Attività richieste:
[A] Nel brano su Rousseau, da che cosa nascono gli stati secondo la teoria richiamata?
[B] Secondo il brano su Rousseau, le diverse arti sono viste come ornamenti di quali realtà? Elencale tutte.

Brano proposto:

Se si volessero, invece, legare insieme le due prime opere di Rousseau, indubbiamente si avrebbero dinnanzi agli occhi delle corrispondenze evidenti per la maggior parte degli argomenti trattati: soggiacente, nella visione delle diverse arti come ornamenti del giogo del potere3, della sottomissione dei più forti nei confronti dei deboli e della decadenza delle virtù, è la stessa teoria riguardante la nascita degli stati dall’inganno dei ricchi nei confronti dei poveri e la tragica perdita della libertà dell’opera successiva. Medesimo è, inoltre, quel pessimismo storico tranchant e schietto: se nel primo Discorso l’intero sviluppo delle scienze e delle arti, col suo susseguirsi di scoperte ed innovazioni, era connesso alla decadenza e al disfacimento, sic et simpliciter, dei vari regni storici e dell’assetto civico-morale delle popolazioni con la stessa regolarità causale che sussiste fra l’astro lunare e le maree oceaniche4, è nel secondo Discorso che troviamo una delle più celebri e parossistiche espressioni del pensatore francese riguardanti la dis-evoluzione tragica dell’animale umano: «lo stato di riflessione è uno stato contro natura e […] l’uomo che medita è un animale degenerato5».

Righe estratte:

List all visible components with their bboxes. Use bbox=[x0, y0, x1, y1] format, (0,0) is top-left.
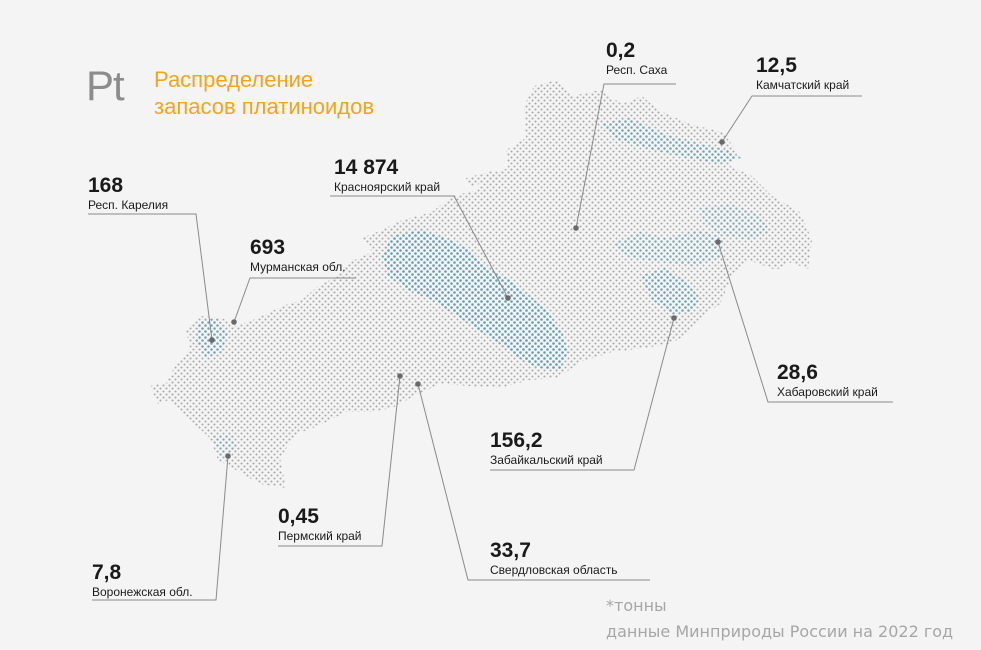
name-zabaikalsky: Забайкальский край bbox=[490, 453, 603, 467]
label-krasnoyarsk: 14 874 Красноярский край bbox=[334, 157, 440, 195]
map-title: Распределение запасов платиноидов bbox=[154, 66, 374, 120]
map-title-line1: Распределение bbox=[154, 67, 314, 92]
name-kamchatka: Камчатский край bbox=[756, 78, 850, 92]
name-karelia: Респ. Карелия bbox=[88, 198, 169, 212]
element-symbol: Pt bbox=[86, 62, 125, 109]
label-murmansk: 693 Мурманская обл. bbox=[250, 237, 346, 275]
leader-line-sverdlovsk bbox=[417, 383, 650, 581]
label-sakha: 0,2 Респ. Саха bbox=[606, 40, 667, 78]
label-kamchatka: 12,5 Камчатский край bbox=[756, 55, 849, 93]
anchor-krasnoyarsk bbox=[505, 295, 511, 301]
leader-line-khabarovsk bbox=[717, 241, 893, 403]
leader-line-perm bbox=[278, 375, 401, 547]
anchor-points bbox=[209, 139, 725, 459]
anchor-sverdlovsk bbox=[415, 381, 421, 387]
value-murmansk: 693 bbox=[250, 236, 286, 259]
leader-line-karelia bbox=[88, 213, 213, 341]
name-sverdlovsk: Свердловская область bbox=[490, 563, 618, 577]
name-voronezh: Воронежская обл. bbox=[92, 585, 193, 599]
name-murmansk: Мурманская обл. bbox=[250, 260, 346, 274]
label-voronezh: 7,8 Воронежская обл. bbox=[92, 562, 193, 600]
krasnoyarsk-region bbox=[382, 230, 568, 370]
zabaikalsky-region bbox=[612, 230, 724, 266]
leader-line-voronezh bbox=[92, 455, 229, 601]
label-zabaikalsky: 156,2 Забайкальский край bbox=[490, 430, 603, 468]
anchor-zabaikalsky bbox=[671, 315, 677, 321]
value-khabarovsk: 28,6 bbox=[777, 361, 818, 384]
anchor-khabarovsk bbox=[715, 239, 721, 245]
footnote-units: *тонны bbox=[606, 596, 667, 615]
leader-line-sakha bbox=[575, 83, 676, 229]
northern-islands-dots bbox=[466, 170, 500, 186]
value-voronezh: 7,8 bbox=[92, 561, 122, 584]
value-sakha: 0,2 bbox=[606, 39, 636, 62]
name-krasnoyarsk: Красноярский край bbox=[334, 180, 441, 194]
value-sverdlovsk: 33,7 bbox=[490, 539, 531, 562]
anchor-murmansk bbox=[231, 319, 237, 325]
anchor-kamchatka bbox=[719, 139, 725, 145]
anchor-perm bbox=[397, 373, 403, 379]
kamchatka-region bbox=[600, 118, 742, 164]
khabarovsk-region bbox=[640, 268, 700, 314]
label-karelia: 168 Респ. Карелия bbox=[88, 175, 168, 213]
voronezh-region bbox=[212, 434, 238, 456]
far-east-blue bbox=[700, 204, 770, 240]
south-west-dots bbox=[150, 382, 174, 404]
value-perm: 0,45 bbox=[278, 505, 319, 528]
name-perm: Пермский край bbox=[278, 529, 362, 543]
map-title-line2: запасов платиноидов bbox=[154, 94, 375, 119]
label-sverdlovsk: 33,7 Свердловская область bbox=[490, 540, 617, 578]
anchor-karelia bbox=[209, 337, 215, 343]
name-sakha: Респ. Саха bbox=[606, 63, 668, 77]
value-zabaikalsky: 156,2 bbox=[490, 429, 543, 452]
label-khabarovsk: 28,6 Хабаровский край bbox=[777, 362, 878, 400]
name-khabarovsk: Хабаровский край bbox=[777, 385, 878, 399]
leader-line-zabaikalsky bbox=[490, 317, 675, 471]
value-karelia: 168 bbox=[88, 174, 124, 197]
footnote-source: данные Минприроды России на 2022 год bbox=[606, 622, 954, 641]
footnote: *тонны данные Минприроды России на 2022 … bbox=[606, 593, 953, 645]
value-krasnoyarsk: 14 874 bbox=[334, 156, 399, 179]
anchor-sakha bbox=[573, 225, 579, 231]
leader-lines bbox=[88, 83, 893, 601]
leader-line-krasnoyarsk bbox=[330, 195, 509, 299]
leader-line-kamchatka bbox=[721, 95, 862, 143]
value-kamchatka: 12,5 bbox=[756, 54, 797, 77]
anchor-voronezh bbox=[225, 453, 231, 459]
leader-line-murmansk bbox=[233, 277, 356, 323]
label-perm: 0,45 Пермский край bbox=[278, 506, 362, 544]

* * *

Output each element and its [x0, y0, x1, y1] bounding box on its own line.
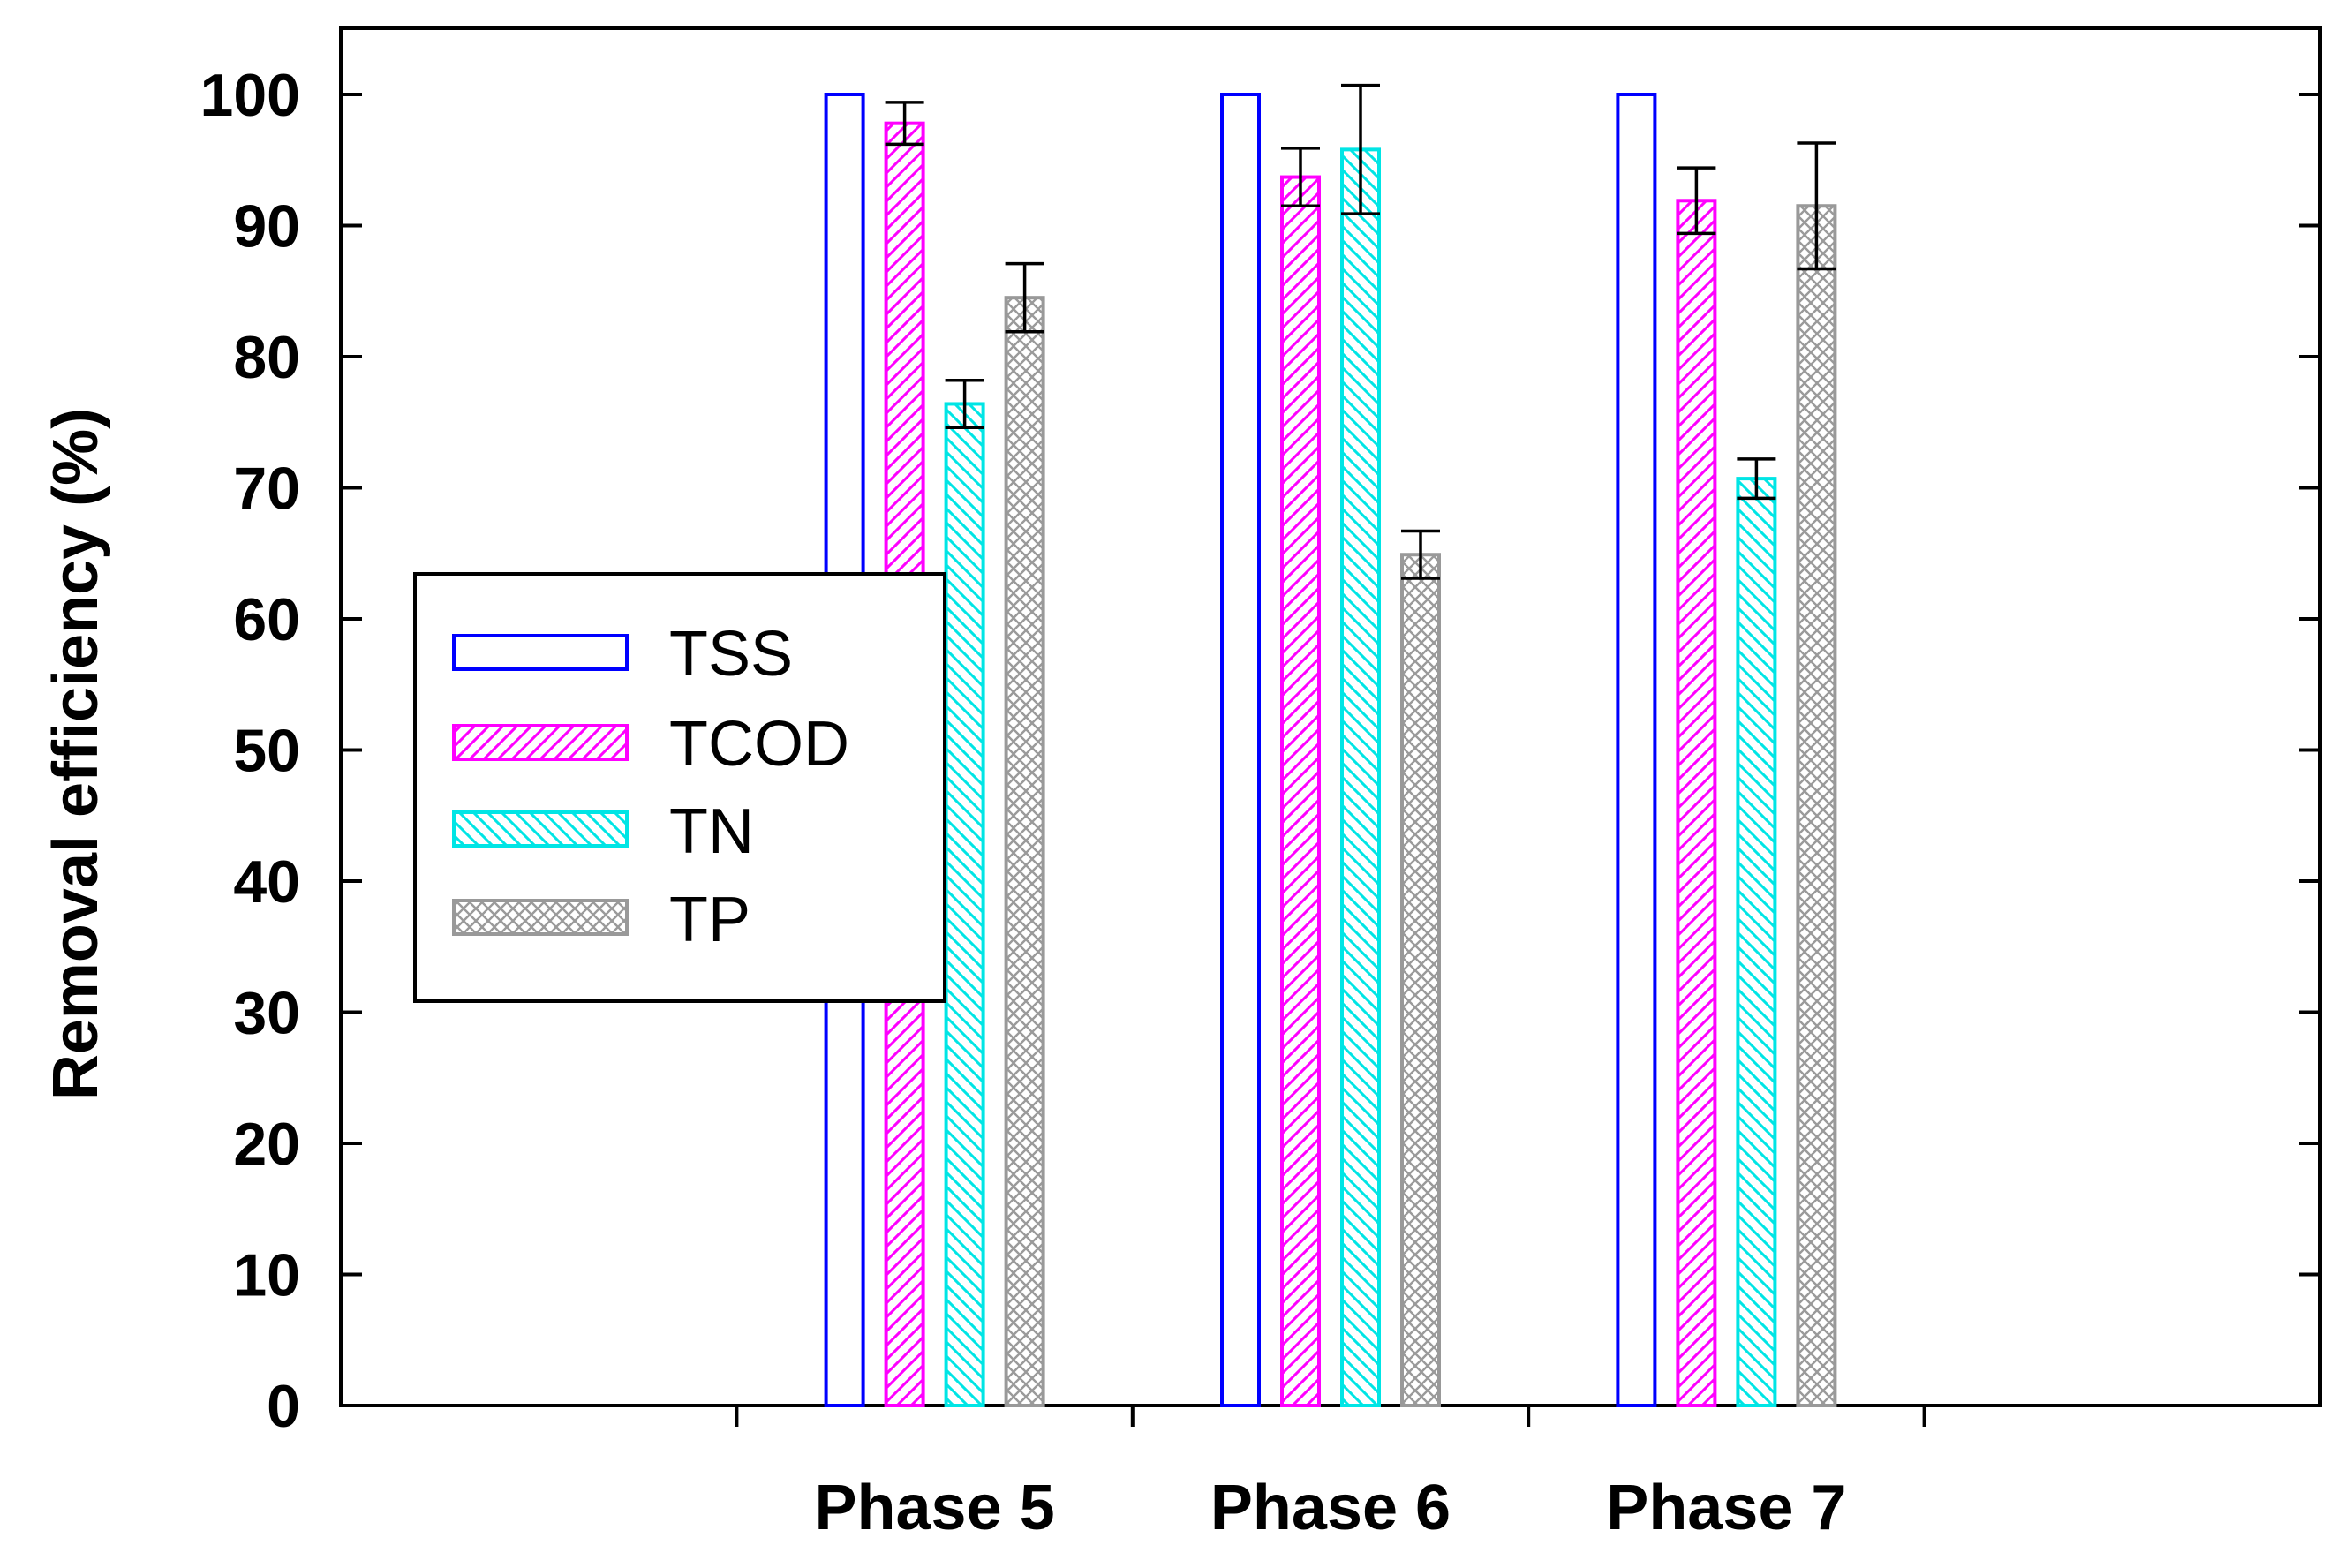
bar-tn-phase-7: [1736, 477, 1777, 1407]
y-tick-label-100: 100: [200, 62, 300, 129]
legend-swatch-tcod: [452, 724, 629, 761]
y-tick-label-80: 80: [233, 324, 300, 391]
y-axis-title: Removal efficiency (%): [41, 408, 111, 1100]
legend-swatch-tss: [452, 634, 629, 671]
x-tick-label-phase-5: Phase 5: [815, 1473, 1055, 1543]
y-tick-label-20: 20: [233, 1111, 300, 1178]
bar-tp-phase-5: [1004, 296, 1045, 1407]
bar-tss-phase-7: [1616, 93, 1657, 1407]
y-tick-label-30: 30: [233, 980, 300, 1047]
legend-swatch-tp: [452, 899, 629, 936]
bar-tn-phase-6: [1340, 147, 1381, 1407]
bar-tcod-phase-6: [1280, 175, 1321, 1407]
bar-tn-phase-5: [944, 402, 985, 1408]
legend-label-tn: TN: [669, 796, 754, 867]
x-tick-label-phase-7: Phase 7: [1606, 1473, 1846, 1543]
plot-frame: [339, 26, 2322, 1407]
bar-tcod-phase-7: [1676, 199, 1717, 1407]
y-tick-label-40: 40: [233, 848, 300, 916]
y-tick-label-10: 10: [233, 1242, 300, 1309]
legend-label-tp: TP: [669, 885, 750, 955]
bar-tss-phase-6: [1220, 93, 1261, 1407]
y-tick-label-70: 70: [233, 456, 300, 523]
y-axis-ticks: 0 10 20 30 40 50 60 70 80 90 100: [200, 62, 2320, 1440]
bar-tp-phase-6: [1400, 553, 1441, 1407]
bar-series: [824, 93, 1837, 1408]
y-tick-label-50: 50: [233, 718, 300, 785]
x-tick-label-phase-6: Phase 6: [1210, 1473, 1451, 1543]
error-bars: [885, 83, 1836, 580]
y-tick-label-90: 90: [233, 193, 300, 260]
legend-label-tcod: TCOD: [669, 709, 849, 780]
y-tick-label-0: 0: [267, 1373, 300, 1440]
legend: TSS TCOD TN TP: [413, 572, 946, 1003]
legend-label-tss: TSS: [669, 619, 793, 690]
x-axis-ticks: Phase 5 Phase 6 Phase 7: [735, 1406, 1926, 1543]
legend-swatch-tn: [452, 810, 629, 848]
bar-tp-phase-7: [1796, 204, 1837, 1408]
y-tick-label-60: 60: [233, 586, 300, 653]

Le risposte:
[A] Dall'inganno dei ricchi nei confronti dei poveri.

[B]
- il giogo del potere
- la sottomissione dei più forti nei confronti dei deboli
- la decadenza delle virtù